◆ WHAT NEEDS TO BE DONE
Pull every line containing the word "JSON" from the records.

◆ RECORDS SUPPLIED

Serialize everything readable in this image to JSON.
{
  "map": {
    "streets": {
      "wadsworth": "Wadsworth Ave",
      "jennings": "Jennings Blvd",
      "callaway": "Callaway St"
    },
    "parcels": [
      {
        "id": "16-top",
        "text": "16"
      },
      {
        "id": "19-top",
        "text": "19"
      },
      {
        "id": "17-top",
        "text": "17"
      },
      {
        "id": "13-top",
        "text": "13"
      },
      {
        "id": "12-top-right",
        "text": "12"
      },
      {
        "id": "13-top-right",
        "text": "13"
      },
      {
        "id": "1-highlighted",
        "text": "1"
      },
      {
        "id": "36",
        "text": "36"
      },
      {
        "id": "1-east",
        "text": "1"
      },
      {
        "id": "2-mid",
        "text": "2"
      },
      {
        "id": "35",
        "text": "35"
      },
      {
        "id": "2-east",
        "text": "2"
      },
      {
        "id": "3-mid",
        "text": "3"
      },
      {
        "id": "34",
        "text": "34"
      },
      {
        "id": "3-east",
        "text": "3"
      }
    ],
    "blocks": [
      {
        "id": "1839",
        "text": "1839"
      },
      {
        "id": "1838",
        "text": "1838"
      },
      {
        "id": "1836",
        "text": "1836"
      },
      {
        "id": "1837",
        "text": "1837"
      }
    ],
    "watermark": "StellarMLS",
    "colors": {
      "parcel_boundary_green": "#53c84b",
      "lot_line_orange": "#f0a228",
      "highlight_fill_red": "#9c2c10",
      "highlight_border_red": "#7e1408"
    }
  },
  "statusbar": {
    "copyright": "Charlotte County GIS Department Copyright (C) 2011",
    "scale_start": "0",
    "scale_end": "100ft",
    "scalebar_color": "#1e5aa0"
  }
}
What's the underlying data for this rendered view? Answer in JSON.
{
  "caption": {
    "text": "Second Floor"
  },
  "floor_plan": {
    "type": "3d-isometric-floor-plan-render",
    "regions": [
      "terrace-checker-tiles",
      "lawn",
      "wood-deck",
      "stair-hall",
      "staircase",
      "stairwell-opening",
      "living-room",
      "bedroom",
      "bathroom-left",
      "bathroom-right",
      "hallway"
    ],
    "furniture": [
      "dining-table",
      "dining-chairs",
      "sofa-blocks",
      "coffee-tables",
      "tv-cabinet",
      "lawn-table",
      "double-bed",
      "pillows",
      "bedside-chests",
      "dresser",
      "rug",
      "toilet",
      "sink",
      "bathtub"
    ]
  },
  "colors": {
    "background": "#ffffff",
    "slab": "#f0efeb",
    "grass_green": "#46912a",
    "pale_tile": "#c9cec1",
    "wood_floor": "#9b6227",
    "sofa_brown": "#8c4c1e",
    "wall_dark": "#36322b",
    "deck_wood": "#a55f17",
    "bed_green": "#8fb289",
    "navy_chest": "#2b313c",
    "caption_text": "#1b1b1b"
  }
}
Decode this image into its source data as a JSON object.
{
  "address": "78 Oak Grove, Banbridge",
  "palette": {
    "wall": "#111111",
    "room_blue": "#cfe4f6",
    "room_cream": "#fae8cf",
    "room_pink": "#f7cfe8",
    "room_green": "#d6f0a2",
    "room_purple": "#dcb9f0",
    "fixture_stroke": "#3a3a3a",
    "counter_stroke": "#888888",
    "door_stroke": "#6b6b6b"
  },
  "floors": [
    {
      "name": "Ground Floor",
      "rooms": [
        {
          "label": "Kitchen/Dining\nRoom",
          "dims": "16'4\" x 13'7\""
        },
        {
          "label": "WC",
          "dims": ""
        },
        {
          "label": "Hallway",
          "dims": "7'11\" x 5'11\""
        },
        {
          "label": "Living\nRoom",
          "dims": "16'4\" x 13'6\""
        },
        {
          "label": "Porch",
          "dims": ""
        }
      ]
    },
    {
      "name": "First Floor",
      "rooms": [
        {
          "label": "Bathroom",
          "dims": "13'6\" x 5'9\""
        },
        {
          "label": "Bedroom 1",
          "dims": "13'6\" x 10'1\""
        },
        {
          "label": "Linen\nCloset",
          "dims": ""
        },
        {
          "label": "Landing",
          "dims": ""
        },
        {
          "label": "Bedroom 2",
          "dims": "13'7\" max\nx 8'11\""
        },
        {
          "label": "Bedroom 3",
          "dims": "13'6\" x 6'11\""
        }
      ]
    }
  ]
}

◆ THE SOLUTION
Serialize everything readable in this image to JSON.
What's the underlying data for this rendered view? Answer in JSON.
Decode this image into its source data as a JSON object.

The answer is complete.